▶ **WORK REQUIRED**:
Give back each entry unchanged, minus pictures.
>> START INPUT ROWS
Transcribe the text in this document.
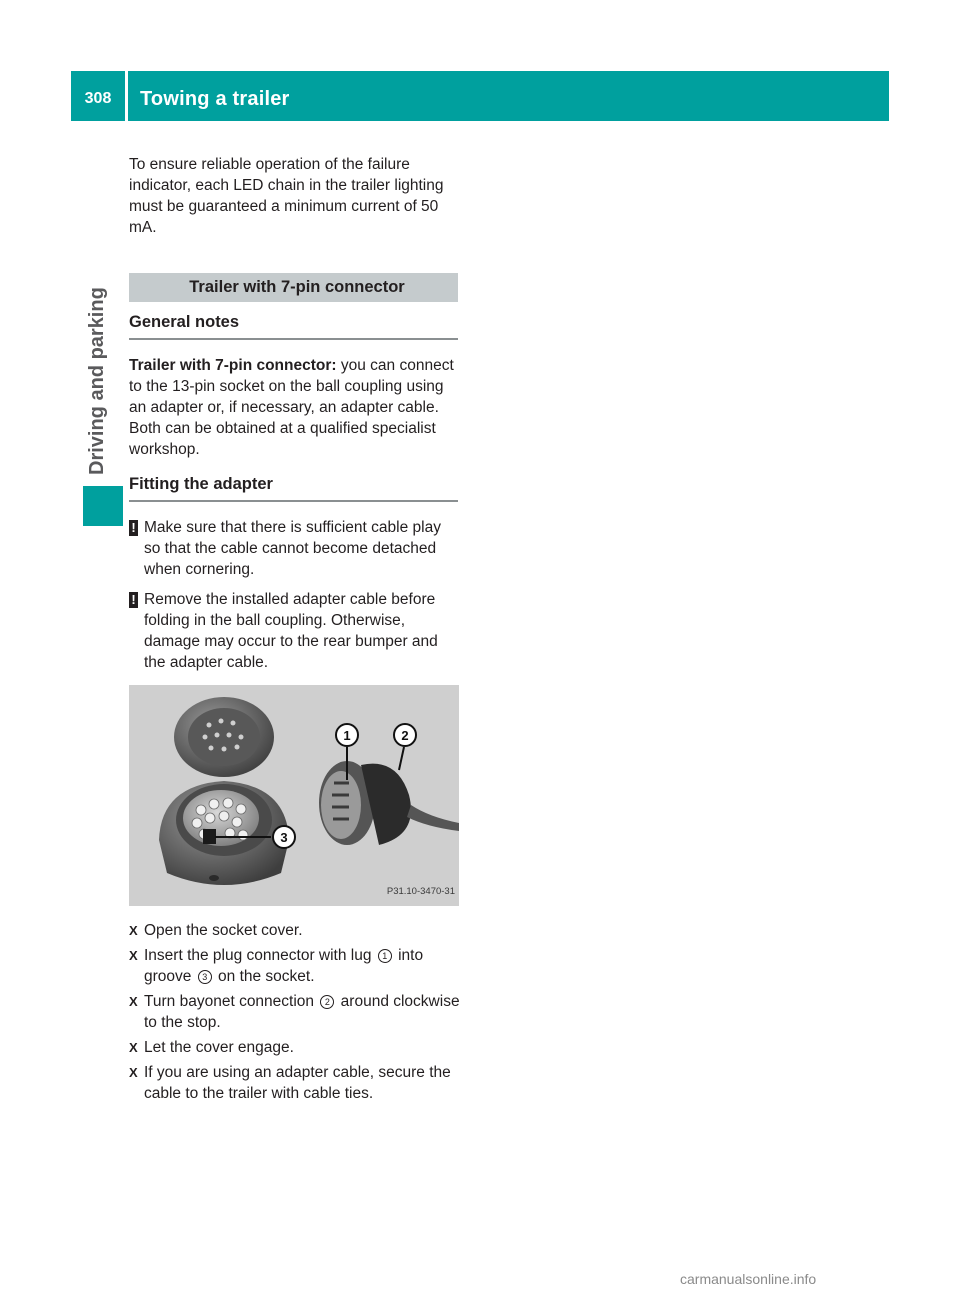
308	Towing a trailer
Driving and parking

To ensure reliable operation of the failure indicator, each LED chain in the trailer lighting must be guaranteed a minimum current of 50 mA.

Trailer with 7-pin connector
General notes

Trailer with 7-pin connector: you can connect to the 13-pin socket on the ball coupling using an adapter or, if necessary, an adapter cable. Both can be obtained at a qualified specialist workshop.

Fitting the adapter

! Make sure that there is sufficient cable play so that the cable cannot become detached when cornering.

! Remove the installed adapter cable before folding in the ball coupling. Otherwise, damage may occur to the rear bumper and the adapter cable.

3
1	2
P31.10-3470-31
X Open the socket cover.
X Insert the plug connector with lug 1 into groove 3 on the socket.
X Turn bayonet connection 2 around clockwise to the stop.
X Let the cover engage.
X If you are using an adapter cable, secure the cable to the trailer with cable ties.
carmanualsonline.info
>> END INPUT ROWS
▶ **RESPONSE**:
Transcribe the text in this document.
308	Towing a trailer
Driving and parking

To ensure reliable operation of the failure indicator, each LED chain in the trailer lighting must be guaranteed a minimum current of 50 mA.

Trailer with 7-pin connector
General notes

Trailer with 7-pin connector: you can connect to the 13-pin socket on the ball coupling using an adapter or, if necessary, an adapter cable. Both can be obtained at a qualified specialist workshop.

Fitting the adapter

! Make sure that there is sufficient cable play so that the cable cannot become detached when cornering.

! Remove the installed adapter cable before folding in the ball coupling. Otherwise, damage may occur to the rear bumper and the adapter cable.

3
1	2
P31.10-3470-31
X Open the socket cover.
X Insert the plug connector with lug 1 into groove 3 on the socket.
X Turn bayonet connection 2 around clockwise to the stop.
X Let the cover engage.
X If you are using an adapter cable, secure the cable to the trailer with cable ties.
carmanualsonline.info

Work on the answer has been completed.